EXERCISE DETAILS> Go over the entries below line by line, copying each one that contains the word "CROSTINI".

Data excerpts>
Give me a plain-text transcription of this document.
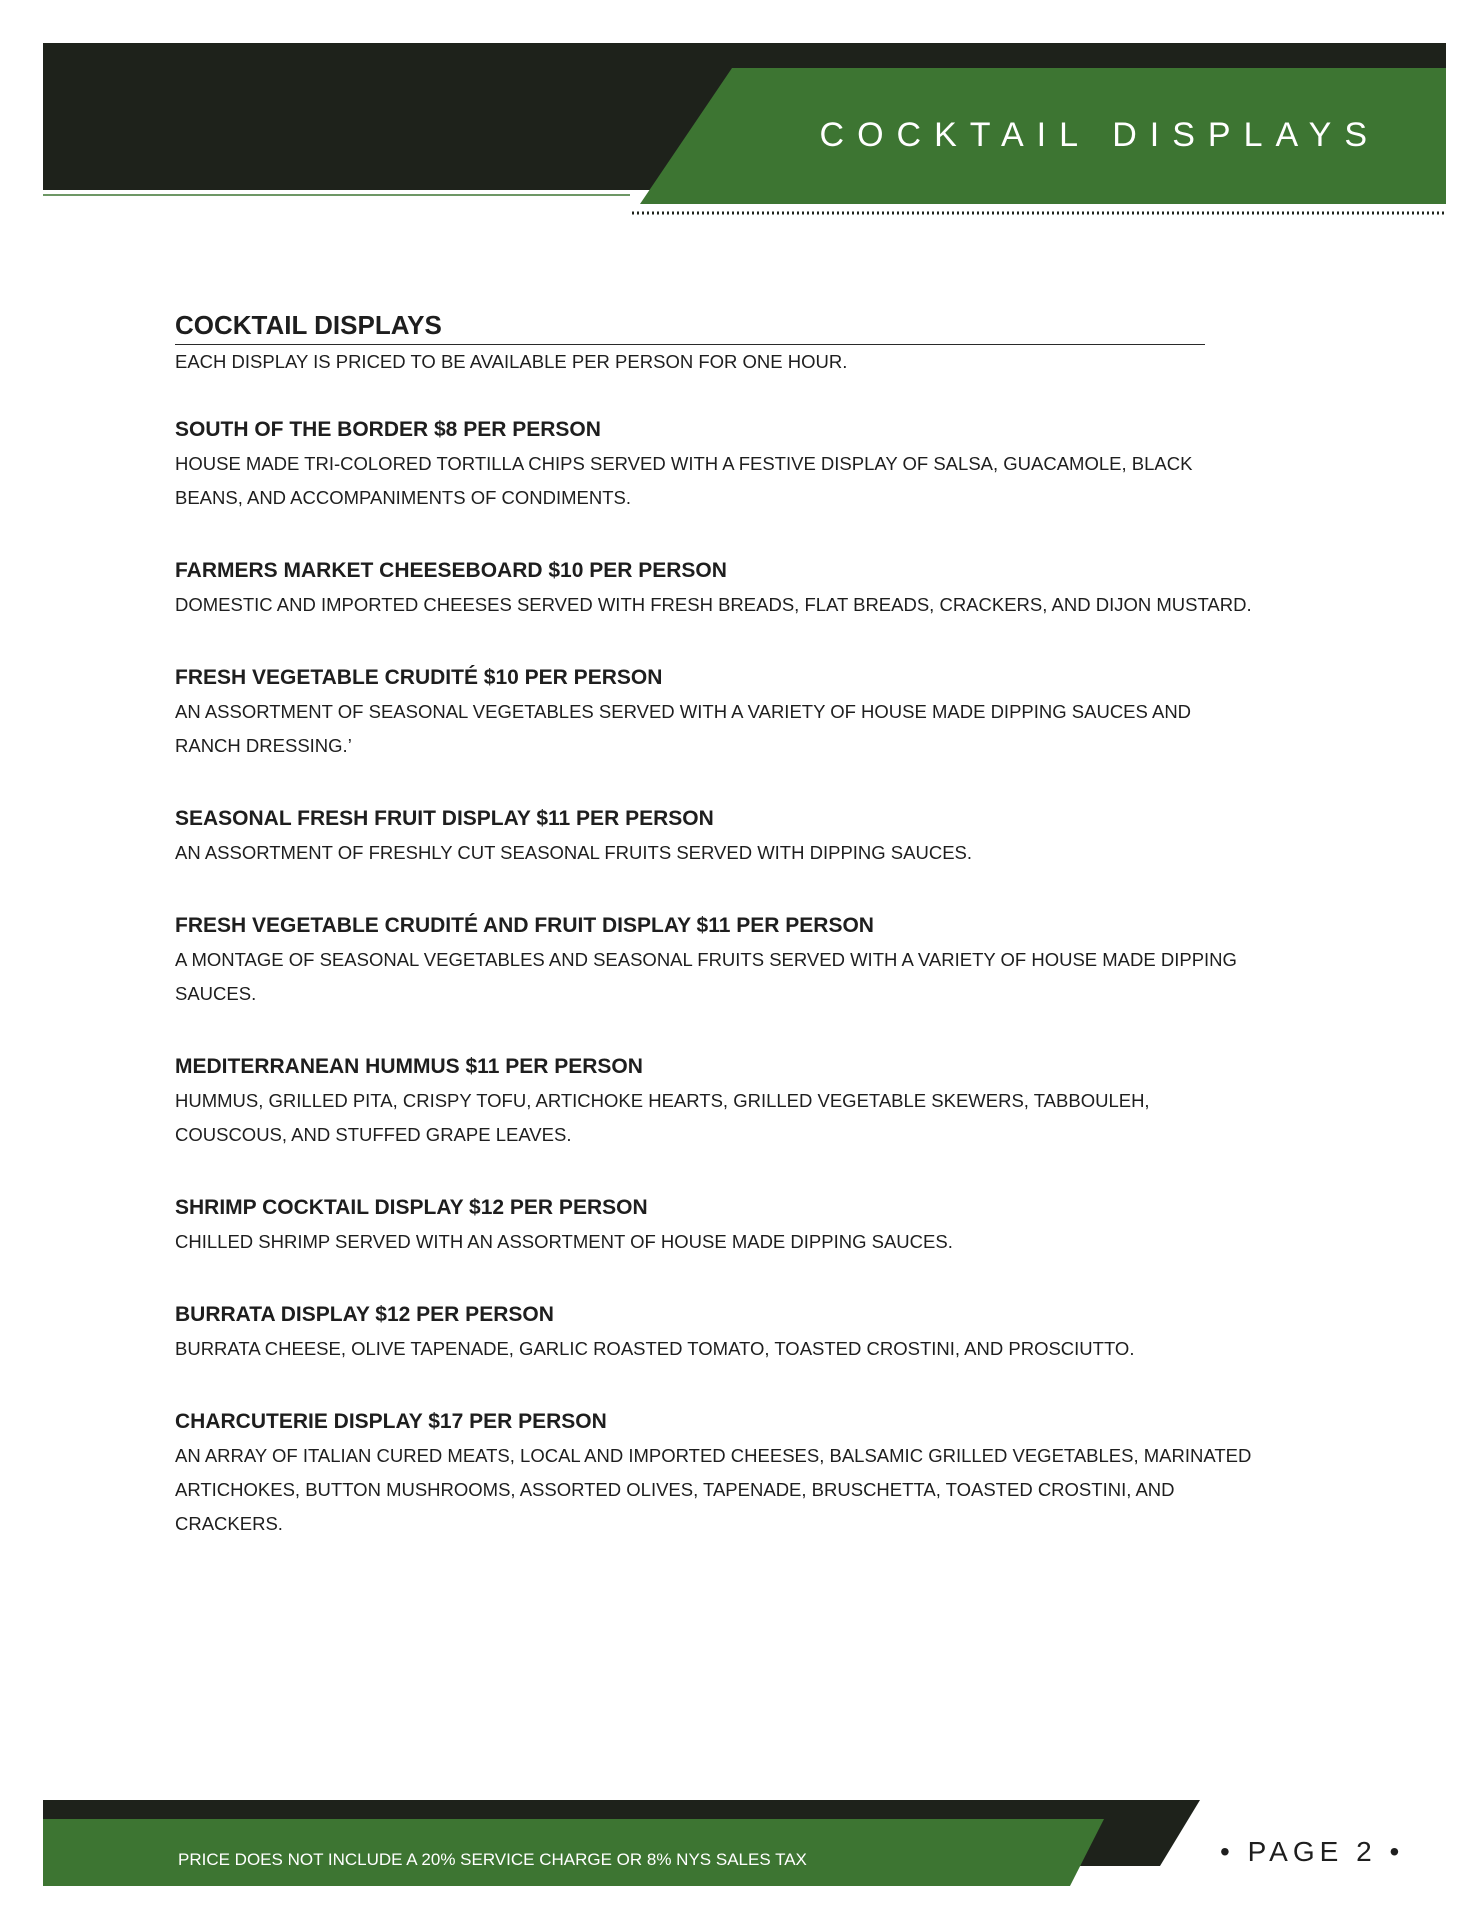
COCKTAIL DISPLAYS
COCKTAIL DISPLAYS
EACH DISPLAY IS PRICED TO BE AVAILABLE PER PERSON FOR ONE HOUR.
SOUTH OF THE BORDER $8 PER PERSON
HOUSE MADE TRI-COLORED TORTILLA CHIPS SERVED WITH A FESTIVE DISPLAY OF SALSA, GUACAMOLE, BLACK BEANS, AND ACCOMPANIMENTS OF CONDIMENTS.
FARMERS MARKET CHEESEBOARD $10 PER PERSON
DOMESTIC AND IMPORTED CHEESES SERVED WITH FRESH BREADS, FLAT BREADS, CRACKERS, AND DIJON MUSTARD.
FRESH VEGETABLE CRUDITÉ $10 PER PERSON
AN ASSORTMENT OF SEASONAL VEGETABLES SERVED WITH A VARIETY OF HOUSE MADE DIPPING SAUCES AND RANCH DRESSING.’
SEASONAL FRESH FRUIT DISPLAY $11 PER PERSON
AN ASSORTMENT OF FRESHLY CUT SEASONAL FRUITS SERVED WITH DIPPING SAUCES.
FRESH VEGETABLE CRUDITÉ AND FRUIT DISPLAY $11 PER PERSON
A MONTAGE OF SEASONAL VEGETABLES AND SEASONAL FRUITS SERVED WITH A VARIETY OF HOUSE MADE DIPPING SAUCES.
MEDITERRANEAN HUMMUS $11 PER PERSON
HUMMUS, GRILLED PITA, CRISPY TOFU, ARTICHOKE HEARTS, GRILLED VEGETABLE SKEWERS, TABBOULEH, COUSCOUS, AND STUFFED GRAPE LEAVES.
SHRIMP COCKTAIL DISPLAY $12 PER PERSON
CHILLED SHRIMP SERVED WITH AN ASSORTMENT OF HOUSE MADE DIPPING SAUCES.
BURRATA DISPLAY $12 PER PERSON
BURRATA CHEESE, OLIVE TAPENADE, GARLIC ROASTED TOMATO, TOASTED CROSTINI, AND PROSCIUTTO.
CHARCUTERIE DISPLAY $17 PER PERSON
AN ARRAY OF ITALIAN CURED MEATS, LOCAL AND IMPORTED CHEESES, BALSAMIC GRILLED VEGETABLES, MARINATED ARTICHOKES, BUTTON MUSHROOMS, ASSORTED OLIVES, TAPENADE, BRUSCHETTA, TOASTED CROSTINI, AND CRACKERS.
PRICE DOES NOT INCLUDE A 20% SERVICE CHARGE OR 8% NYS SALES TAX	• PAGE 2 •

COMPLETE ANSWER>
BURRATA CHEESE, OLIVE TAPENADE, GARLIC ROASTED TOMATO, TOASTED CROSTINI, AND PROSCIUTTO.
AN ARRAY OF ITALIAN CURED MEATS, LOCAL AND IMPORTED CHEESES, BALSAMIC GRILLED VEGETABLES, MARINATED ARTICHOKES, BUTTON MUSHROOMS, ASSORTED OLIVES, TAPENADE, BRUSCHETTA, TOASTED CROSTINI, AND CRACKERS.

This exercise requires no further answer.